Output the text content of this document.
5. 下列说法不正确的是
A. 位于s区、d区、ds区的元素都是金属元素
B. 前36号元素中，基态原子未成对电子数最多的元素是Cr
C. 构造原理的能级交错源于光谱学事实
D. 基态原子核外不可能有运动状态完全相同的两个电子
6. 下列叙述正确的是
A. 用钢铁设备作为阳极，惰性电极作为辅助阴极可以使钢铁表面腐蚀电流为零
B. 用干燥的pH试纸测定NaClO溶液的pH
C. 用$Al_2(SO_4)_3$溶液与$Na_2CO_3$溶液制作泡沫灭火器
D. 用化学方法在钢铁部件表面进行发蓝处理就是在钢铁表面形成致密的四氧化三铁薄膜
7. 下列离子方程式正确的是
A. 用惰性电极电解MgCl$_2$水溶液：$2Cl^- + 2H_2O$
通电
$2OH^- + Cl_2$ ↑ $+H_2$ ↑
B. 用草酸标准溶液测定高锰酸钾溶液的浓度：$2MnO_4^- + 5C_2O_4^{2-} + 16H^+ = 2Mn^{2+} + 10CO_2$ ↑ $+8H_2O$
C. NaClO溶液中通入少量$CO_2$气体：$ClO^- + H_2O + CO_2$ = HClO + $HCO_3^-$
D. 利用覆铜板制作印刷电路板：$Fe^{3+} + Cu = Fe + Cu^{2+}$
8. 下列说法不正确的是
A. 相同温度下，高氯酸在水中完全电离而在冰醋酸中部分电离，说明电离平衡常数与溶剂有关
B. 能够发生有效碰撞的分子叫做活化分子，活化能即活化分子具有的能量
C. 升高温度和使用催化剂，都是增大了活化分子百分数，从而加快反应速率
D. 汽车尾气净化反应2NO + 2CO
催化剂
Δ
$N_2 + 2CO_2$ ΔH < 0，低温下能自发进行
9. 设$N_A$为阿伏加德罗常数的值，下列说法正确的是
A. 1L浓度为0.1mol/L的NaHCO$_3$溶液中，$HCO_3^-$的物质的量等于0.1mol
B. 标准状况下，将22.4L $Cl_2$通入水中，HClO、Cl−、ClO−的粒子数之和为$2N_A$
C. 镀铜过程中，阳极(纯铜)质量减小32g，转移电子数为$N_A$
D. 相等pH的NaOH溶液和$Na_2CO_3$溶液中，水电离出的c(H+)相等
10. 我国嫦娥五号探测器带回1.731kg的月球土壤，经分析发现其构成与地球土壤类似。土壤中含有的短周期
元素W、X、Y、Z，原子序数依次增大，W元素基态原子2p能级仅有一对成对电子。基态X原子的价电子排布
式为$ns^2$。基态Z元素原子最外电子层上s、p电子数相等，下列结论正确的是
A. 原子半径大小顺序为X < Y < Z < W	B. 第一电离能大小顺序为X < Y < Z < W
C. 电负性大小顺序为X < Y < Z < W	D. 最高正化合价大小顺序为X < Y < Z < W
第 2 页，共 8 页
══════════════════════════════
* Do this
List every line above containing the word "HClO".

* Result for this task
C. NaClO溶液中通入少量$CO_2$气体：$ClO^- + H_2O + CO_2$ = HClO + $HCO_3^-$
B. 标准状况下，将22.4L $Cl_2$通入水中，HClO、Cl−、ClO−的粒子数之和为$2N_A$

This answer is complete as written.